**Problem details:** List all the lines in these records that hold "Around".

(Data entries)

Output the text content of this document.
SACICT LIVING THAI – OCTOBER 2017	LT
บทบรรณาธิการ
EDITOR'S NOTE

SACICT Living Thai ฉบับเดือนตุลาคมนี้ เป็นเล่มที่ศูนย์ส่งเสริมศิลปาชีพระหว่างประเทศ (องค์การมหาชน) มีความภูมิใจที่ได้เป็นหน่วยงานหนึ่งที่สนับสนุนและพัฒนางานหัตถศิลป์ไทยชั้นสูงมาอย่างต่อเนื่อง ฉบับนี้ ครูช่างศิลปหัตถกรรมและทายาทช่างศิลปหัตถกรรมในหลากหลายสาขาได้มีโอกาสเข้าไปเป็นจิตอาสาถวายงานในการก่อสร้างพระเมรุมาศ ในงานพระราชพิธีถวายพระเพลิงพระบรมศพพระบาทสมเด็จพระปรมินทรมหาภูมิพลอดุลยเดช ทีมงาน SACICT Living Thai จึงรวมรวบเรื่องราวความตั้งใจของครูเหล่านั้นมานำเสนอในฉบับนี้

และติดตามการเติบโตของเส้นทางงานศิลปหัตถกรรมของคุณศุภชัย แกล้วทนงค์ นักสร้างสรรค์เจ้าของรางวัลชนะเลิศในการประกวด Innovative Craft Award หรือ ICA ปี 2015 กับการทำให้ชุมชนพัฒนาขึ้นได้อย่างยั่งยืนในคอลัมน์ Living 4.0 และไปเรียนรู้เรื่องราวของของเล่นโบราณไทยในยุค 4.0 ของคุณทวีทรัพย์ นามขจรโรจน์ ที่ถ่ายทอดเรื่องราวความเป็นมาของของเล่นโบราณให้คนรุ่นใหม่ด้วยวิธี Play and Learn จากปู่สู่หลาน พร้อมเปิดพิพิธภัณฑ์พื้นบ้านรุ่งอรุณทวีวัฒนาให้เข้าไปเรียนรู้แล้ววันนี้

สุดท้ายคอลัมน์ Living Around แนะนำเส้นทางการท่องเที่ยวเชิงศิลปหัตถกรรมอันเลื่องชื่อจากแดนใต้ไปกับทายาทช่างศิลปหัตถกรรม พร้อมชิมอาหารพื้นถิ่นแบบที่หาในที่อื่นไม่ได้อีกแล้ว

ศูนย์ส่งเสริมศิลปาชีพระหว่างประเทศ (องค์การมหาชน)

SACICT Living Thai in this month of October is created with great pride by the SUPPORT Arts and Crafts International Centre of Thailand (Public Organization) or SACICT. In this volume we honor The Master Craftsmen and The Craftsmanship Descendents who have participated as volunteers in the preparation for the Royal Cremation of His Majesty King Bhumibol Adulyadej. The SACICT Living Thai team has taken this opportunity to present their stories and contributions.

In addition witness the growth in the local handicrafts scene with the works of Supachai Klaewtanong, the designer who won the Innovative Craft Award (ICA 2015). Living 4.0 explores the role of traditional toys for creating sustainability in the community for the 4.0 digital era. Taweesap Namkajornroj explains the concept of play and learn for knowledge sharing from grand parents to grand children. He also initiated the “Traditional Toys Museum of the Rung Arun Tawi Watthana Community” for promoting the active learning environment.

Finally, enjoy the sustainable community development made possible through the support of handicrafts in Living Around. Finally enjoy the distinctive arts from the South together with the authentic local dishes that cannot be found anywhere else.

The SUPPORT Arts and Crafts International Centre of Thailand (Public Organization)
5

**Response:**
สุดท้ายคอลัมน์ Living Around แนะนำเส้นทางการท่องเที่ยวเชิงศิลปหัตถกรรมอันเลื่องชื่อจากแดนใต้ไปกับทายาทช่างศิลปหัตถกรรม พร้อมชิมอาหารพื้นถิ่นแบบที่หาในที่อื่นไม่ได้อีกแล้ว
Finally, enjoy the sustainable community development made possible through the support of handicrafts in Living Around. Finally enjoy the distinctive arts from the South together with the authentic local dishes that cannot be found anywhere else.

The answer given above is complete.